Problem requirements - How many lines of the data include the string "takt"? State the number and nothing else.

Figure dataset records:

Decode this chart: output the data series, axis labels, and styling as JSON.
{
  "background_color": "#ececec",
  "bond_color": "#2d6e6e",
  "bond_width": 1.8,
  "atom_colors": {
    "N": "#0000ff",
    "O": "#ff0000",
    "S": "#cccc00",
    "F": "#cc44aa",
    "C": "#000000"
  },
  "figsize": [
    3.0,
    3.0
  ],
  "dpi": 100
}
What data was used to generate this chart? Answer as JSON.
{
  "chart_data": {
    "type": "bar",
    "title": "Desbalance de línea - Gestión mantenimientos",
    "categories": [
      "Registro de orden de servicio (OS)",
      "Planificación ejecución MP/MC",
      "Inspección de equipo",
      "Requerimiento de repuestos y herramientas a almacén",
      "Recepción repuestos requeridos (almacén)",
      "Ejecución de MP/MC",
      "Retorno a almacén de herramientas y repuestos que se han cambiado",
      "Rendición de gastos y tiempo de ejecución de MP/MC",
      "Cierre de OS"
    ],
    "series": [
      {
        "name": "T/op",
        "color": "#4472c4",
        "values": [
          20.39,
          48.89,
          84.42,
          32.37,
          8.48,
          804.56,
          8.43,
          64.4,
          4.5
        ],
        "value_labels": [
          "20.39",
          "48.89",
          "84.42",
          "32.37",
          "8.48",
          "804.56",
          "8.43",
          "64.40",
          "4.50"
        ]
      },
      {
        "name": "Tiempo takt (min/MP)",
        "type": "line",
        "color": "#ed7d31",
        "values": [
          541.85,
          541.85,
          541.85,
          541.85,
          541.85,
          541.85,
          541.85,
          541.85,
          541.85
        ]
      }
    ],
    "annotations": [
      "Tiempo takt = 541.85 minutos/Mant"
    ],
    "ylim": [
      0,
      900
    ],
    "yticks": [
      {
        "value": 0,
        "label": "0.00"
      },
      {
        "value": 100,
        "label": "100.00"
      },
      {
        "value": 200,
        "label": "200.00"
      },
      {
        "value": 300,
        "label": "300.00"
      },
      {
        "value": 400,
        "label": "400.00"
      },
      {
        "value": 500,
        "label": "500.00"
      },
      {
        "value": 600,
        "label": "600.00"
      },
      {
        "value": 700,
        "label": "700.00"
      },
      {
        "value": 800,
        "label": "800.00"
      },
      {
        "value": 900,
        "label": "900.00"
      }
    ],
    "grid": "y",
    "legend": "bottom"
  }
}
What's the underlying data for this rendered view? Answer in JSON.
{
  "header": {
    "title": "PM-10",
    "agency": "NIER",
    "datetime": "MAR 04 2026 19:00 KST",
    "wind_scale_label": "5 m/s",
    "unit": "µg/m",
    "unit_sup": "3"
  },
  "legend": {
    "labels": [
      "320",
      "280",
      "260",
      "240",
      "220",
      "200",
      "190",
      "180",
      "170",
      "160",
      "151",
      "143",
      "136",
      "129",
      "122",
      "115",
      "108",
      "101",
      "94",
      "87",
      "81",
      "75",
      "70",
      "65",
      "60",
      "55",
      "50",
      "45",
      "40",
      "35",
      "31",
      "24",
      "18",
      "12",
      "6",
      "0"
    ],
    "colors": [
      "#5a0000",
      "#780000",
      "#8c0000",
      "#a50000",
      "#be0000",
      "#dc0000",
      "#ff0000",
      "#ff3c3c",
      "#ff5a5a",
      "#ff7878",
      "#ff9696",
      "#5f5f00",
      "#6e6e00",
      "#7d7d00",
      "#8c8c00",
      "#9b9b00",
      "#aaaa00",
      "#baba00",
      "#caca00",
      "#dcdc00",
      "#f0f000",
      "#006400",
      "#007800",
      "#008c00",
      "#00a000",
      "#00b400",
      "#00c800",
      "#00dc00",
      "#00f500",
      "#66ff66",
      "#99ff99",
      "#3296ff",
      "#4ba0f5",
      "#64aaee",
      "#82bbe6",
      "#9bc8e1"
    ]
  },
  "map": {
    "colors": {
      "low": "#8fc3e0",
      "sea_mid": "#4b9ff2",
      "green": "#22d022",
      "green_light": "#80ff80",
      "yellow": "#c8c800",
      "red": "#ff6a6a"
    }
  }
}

Expected answer - 2